▶ **INSTRUCTION**: What is the number of lines in the entries below that include the word "متعلقہ"? Provide the number only.
* * *
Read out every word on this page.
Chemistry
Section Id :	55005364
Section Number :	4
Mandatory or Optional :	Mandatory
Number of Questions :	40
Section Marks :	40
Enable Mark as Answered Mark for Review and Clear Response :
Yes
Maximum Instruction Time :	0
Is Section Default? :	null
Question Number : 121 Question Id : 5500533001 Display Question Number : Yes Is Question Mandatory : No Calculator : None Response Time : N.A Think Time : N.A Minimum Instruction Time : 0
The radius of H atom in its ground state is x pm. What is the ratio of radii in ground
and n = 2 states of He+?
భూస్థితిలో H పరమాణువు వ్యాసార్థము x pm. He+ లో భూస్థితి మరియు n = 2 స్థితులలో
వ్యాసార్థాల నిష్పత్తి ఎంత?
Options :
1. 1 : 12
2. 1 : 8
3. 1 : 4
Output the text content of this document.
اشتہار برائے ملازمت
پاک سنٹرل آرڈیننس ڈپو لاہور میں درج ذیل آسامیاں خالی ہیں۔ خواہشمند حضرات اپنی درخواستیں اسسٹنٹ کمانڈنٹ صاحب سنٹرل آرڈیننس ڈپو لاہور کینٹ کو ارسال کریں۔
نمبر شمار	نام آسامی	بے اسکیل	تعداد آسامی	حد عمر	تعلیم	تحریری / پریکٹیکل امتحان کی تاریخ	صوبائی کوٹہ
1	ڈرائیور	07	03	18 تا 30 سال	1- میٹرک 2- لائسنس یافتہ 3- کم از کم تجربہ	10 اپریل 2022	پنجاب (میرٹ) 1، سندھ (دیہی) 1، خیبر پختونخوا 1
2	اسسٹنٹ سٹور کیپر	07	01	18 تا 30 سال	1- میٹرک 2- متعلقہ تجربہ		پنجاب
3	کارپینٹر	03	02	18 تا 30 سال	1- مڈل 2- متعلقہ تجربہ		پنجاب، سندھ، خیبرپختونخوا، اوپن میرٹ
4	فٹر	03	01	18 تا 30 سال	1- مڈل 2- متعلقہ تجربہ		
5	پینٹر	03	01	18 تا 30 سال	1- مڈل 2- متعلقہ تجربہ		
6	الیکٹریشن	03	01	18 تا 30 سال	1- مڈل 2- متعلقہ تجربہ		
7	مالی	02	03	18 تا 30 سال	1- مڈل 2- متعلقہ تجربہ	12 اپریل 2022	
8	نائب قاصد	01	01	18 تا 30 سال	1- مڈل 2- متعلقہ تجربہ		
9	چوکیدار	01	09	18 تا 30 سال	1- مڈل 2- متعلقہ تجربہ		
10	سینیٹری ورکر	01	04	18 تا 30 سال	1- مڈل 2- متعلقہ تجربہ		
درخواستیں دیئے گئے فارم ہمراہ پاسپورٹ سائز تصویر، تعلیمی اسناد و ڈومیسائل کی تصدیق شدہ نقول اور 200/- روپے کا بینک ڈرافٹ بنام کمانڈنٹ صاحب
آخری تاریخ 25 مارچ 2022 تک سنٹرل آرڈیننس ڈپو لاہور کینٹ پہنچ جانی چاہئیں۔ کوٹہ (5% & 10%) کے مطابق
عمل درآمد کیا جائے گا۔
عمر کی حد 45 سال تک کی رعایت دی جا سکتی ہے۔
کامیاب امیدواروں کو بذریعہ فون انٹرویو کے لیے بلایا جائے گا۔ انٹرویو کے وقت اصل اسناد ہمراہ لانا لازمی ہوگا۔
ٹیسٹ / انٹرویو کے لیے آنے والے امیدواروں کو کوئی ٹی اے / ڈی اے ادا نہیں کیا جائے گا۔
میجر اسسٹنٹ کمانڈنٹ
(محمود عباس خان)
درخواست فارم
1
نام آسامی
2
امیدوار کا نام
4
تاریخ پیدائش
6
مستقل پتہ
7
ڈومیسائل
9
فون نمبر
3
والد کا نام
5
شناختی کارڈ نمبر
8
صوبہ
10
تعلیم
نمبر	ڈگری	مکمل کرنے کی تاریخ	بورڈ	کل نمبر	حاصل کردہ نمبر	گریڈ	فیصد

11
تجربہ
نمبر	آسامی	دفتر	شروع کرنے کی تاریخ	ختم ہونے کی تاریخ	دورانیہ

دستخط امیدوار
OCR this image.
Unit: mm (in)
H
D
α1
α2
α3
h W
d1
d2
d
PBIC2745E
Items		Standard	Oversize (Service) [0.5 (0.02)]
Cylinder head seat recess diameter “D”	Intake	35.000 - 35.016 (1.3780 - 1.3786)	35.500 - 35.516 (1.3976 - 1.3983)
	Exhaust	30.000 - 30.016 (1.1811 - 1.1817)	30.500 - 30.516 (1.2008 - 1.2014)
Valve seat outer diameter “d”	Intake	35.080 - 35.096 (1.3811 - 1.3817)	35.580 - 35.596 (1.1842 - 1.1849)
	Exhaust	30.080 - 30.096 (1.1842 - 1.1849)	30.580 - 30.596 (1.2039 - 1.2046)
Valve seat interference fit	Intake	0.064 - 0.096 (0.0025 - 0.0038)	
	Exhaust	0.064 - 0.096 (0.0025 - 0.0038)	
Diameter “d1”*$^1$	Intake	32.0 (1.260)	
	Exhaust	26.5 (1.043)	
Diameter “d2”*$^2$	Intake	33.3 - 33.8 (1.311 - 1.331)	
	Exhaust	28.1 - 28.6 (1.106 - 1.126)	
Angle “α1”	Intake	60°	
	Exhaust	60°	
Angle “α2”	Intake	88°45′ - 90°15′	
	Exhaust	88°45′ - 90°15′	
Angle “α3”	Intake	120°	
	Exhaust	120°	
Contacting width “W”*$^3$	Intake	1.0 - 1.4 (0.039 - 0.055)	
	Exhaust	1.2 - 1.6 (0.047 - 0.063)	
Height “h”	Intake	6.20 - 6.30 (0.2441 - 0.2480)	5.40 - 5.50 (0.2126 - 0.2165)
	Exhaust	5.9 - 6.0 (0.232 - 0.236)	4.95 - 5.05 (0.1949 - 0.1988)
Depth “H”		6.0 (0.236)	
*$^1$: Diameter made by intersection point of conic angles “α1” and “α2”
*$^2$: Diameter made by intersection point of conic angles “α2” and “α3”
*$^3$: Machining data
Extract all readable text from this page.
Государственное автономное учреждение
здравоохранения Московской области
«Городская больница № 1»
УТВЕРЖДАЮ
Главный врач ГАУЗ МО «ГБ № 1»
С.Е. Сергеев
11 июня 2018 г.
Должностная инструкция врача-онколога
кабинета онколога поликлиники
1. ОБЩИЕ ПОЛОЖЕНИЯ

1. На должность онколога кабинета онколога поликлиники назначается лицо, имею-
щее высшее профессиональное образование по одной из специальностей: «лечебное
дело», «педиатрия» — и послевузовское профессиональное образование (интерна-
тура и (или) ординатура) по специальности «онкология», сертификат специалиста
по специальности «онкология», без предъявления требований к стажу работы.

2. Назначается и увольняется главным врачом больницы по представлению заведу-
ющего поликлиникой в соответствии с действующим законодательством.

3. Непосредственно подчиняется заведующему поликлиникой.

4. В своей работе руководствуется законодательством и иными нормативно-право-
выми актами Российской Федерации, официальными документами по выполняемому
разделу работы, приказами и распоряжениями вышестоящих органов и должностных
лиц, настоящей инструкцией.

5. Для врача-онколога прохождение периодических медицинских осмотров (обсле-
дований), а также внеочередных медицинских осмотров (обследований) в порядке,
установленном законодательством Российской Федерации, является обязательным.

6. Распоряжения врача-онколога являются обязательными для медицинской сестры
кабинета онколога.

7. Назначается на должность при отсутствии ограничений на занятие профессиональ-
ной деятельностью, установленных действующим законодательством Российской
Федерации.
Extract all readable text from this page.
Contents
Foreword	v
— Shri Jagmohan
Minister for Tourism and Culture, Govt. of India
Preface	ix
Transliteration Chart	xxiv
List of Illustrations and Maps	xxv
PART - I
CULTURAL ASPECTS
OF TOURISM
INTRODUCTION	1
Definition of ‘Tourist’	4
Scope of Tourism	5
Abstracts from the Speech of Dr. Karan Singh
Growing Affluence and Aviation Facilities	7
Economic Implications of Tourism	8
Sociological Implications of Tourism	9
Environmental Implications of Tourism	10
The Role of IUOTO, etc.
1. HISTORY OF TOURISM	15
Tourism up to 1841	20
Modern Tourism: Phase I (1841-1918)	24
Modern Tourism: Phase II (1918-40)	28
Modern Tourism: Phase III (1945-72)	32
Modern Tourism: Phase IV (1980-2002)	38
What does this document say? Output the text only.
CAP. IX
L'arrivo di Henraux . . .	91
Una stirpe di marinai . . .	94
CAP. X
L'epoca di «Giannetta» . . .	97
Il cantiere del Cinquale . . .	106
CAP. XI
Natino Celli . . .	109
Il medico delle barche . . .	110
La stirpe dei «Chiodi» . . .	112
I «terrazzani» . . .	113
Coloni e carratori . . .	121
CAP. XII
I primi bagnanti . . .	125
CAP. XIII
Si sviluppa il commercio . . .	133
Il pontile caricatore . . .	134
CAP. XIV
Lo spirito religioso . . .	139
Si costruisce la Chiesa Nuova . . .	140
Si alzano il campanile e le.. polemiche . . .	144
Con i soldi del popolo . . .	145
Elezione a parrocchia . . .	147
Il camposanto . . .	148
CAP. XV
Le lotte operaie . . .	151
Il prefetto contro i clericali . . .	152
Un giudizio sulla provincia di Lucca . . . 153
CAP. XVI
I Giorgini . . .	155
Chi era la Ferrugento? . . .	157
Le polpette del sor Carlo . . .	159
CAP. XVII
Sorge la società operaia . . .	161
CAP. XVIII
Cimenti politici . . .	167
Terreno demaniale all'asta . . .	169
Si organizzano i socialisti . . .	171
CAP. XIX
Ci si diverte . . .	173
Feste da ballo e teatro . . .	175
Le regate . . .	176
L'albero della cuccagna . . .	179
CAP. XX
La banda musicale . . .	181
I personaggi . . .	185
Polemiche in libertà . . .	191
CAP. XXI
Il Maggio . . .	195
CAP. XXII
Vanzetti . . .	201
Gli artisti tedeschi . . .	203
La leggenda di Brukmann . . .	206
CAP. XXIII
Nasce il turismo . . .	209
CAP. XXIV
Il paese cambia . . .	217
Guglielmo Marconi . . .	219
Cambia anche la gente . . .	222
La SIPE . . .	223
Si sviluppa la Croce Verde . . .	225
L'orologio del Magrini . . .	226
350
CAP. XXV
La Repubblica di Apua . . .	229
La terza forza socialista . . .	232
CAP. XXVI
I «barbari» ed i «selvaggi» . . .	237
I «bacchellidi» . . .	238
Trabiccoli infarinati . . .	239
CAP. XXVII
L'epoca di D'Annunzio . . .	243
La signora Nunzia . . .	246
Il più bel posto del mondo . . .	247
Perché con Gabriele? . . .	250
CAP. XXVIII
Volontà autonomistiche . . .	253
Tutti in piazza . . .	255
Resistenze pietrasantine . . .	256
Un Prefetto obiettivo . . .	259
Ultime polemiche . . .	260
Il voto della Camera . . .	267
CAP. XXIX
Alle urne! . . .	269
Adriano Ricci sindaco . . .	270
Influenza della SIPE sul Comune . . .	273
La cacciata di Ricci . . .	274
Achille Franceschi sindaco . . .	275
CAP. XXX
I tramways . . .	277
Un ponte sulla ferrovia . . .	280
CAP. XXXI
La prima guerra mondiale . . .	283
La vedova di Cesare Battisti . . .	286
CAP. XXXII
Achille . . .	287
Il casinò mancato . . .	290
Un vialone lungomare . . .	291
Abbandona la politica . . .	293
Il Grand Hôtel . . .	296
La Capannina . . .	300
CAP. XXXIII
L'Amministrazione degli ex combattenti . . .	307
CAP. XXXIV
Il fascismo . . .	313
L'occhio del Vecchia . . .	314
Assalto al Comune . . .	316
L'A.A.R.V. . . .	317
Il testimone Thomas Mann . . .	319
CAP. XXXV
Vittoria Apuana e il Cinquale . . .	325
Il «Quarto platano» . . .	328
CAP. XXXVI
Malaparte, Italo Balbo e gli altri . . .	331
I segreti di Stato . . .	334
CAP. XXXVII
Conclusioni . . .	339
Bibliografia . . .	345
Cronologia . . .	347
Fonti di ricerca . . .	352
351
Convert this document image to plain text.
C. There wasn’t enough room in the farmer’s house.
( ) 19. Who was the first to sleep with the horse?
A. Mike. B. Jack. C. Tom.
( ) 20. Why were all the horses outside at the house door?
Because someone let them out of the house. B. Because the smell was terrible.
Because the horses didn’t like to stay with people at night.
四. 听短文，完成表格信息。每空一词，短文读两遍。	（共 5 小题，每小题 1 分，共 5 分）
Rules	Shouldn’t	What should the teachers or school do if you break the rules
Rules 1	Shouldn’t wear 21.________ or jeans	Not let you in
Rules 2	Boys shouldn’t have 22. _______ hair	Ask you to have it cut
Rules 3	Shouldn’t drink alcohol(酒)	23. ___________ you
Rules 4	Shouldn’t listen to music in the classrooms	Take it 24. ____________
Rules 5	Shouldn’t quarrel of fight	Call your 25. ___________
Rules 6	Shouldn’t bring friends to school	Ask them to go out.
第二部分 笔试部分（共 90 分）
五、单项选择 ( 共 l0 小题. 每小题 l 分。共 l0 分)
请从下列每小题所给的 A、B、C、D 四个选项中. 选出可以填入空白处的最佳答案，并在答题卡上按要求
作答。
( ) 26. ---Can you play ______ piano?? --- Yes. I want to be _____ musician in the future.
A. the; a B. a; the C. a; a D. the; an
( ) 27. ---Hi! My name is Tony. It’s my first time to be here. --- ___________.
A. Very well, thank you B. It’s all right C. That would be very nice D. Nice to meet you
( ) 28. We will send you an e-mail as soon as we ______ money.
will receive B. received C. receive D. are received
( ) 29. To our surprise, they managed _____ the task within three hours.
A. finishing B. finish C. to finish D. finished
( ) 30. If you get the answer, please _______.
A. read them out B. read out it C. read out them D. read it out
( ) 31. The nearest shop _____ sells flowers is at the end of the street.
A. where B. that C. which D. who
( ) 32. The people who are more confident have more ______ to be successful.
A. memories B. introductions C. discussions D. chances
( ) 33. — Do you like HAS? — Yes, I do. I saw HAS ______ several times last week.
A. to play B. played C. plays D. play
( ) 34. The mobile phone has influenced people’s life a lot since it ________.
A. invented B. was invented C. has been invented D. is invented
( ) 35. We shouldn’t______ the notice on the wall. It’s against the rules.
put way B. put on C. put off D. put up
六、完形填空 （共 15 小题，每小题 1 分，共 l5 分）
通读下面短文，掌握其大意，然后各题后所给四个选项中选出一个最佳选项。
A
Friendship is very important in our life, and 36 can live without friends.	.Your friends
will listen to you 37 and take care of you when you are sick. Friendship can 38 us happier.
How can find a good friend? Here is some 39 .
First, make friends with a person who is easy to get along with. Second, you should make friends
* * *
▶ **RESULT BELOW**: 9